Repeat the material exactly, every line of it.

Records for this exercise start

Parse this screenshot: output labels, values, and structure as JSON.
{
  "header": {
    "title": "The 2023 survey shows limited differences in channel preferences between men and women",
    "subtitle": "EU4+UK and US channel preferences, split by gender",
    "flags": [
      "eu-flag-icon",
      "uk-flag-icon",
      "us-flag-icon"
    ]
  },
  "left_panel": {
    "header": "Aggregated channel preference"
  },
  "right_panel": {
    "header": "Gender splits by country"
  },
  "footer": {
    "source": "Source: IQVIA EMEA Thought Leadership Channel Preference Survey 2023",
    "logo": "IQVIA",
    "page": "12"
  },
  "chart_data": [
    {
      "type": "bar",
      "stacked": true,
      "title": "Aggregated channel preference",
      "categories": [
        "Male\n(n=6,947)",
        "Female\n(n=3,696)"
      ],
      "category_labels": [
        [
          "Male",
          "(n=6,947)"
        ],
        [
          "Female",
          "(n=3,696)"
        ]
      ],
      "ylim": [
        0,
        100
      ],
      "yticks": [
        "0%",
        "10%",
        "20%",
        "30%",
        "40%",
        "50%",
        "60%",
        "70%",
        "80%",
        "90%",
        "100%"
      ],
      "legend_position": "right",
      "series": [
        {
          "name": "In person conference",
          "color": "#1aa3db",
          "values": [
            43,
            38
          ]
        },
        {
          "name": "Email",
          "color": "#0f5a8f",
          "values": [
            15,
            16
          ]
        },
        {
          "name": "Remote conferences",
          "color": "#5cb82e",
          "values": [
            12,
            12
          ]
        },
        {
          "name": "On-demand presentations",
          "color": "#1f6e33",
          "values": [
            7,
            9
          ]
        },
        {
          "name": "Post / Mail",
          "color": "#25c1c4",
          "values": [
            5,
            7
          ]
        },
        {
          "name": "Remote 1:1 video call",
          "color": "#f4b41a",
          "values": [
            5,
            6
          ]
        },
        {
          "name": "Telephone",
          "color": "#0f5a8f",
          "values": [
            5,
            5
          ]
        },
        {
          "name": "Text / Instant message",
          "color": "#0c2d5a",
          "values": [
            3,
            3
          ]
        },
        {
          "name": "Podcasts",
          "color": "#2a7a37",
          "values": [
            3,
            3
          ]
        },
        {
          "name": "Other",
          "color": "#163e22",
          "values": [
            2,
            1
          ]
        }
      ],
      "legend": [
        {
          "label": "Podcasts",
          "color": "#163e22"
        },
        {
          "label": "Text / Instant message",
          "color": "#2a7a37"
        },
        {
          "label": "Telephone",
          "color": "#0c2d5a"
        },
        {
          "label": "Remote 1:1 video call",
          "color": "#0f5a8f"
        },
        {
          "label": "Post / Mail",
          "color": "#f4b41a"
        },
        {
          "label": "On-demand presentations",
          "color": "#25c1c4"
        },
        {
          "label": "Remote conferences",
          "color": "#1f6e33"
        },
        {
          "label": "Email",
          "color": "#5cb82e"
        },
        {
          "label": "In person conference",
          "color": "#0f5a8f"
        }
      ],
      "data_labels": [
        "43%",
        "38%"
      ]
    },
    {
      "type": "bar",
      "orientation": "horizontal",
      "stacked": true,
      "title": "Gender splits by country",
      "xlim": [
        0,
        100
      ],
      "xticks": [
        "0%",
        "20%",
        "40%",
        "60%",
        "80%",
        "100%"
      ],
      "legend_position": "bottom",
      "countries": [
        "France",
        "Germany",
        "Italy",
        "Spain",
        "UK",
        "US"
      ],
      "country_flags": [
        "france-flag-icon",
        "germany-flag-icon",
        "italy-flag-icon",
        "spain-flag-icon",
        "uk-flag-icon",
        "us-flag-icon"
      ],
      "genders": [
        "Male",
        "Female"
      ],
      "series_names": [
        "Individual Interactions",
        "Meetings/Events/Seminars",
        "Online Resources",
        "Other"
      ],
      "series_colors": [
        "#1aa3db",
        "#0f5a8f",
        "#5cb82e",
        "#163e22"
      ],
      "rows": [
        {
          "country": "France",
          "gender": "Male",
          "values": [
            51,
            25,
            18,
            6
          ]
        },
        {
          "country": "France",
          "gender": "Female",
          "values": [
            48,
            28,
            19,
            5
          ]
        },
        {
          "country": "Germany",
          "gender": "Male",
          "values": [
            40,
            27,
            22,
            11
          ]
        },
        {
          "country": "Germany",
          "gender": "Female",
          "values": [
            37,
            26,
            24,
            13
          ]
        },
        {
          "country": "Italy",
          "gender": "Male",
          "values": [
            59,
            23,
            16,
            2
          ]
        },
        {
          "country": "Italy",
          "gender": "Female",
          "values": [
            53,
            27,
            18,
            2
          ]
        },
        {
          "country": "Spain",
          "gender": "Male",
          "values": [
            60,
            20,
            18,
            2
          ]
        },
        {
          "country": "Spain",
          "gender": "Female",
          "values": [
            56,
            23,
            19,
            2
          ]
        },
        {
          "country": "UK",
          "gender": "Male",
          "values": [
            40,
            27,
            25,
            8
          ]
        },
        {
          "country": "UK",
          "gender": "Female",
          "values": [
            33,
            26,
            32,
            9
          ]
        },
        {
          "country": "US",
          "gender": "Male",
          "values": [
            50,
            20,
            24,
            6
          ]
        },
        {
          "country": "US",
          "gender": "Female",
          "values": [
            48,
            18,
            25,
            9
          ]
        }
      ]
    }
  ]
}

Records for this exercise end

### Problem solution
Parse this screenshot: output labels, values, and structure as JSON.
{
  "header": {
    "title": "The 2023 survey shows limited differences in channel preferences between men and women",
    "subtitle": "EU4+UK and US channel preferences, split by gender",
    "flags": [
      "eu-flag-icon",
      "uk-flag-icon",
      "us-flag-icon"
    ]
  },
  "left_panel": {
    "header": "Aggregated channel preference"
  },
  "right_panel": {
    "header": "Gender splits by country"
  },
  "footer": {
    "source": "Source: IQVIA EMEA Thought Leadership Channel Preference Survey 2023",
    "logo": "IQVIA",
    "page": "12"
  },
  "chart_data": [
    {
      "type": "bar",
      "stacked": true,
      "title": "Aggregated channel preference",
      "categories": [
        "Male\n(n=6,947)",
        "Female\n(n=3,696)"
      ],
      "category_labels": [
        [
          "Male",
          "(n=6,947)"
        ],
        [
          "Female",
          "(n=3,696)"
        ]
      ],
      "ylim": [
        0,
        100
      ],
      "yticks": [
        "0%",
        "10%",
        "20%",
        "30%",
        "40%",
        "50%",
        "60%",
        "70%",
        "80%",
        "90%",
        "100%"
      ],
      "legend_position": "right",
      "series": [
        {
          "name": "In person conference",
          "color": "#1aa3db",
          "values": [
            43,
            38
          ]
        },
        {
          "name": "Email",
          "color": "#0f5a8f",
          "values": [
            15,
            16
          ]
        },
        {
          "name": "Remote conferences",
          "color": "#5cb82e",
          "values": [
            12,
            12
          ]
        },
        {
          "name": "On-demand presentations",
          "color": "#1f6e33",
          "values": [
            7,
            9
          ]
        },
        {
          "name": "Post / Mail",
          "color": "#25c1c4",
          "values": [
            5,
            7
          ]
        },
        {
          "name": "Remote 1:1 video call",
          "color": "#f4b41a",
          "values": [
            5,
            6
          ]
        },
        {
          "name": "Telephone",
          "color": "#0f5a8f",
          "values": [
            5,
            5
          ]
        },
        {
          "name": "Text / Instant message",
          "color": "#0c2d5a",
          "values": [
            3,
            3
          ]
        },
        {
          "name": "Podcasts",
          "color": "#2a7a37",
          "values": [
            3,
            3
          ]
        },
        {
          "name": "Other",
          "color": "#163e22",
          "values": [
            2,
            1
          ]
        }
      ],
      "legend": [
        {
          "label": "Podcasts",
          "color": "#163e22"
        },
        {
          "label": "Text / Instant message",
          "color": "#2a7a37"
        },
        {
          "label": "Telephone",
          "color": "#0c2d5a"
        },
        {
          "label": "Remote 1:1 video call",
          "color": "#0f5a8f"
        },
        {
          "label": "Post / Mail",
          "color": "#f4b41a"
        },
        {
          "label": "On-demand presentations",
          "color": "#25c1c4"
        },
        {
          "label": "Remote conferences",
          "color": "#1f6e33"
        },
        {
          "label": "Email",
          "color": "#5cb82e"
        },
        {
          "label": "In person conference",
          "color": "#0f5a8f"
        }
      ],
      "data_labels": [
        "43%",
        "38%"
      ]
    },
    {
      "type": "bar",
      "orientation": "horizontal",
      "stacked": true,
      "title": "Gender splits by country",
      "xlim": [
        0,
        100
      ],
      "xticks": [
        "0%",
        "20%",
        "40%",
        "60%",
        "80%",
        "100%"
      ],
      "legend_position": "bottom",
      "countries": [
        "France",
        "Germany",
        "Italy",
        "Spain",
        "UK",
        "US"
      ],
      "country_flags": [
        "france-flag-icon",
        "germany-flag-icon",
        "italy-flag-icon",
        "spain-flag-icon",
        "uk-flag-icon",
        "us-flag-icon"
      ],
      "genders": [
        "Male",
        "Female"
      ],
      "series_names": [
        "Individual Interactions",
        "Meetings/Events/Seminars",
        "Online Resources",
        "Other"
      ],
      "series_colors": [
        "#1aa3db",
        "#0f5a8f",
        "#5cb82e",
        "#163e22"
      ],
      "rows": [
        {
          "country": "France",
          "gender": "Male",
          "values": [
            51,
            25,
            18,
            6
          ]
        },
        {
          "country": "France",
          "gender": "Female",
          "values": [
            48,
            28,
            19,
            5
          ]
        },
        {
          "country": "Germany",
          "gender": "Male",
          "values": [
            40,
            27,
            22,
            11
          ]
        },
        {
          "country": "Germany",
          "gender": "Female",
          "values": [
            37,
            26,
            24,
            13
          ]
        },
        {
          "country": "Italy",
          "gender": "Male",
          "values": [
            59,
            23,
            16,
            2
          ]
        },
        {
          "country": "Italy",
          "gender": "Female",
          "values": [
            53,
            27,
            18,
            2
          ]
        },
        {
          "country": "Spain",
          "gender": "Male",
          "values": [
            60,
            20,
            18,
            2
          ]
        },
        {
          "country": "Spain",
          "gender": "Female",
          "values": [
            56,
            23,
            19,
            2
          ]
        },
        {
          "country": "UK",
          "gender": "Male",
          "values": [
            40,
            27,
            25,
            8
          ]
        },
        {
          "country": "UK",
          "gender": "Female",
          "values": [
            33,
            26,
            32,
            9
          ]
        },
        {
          "country": "US",
          "gender": "Male",
          "values": [
            50,
            20,
            24,
            6
          ]
        },
        {
          "country": "US",
          "gender": "Female",
          "values": [
            48,
            18,
            25,
            9
          ]
        }
      ]
    }
  ]
}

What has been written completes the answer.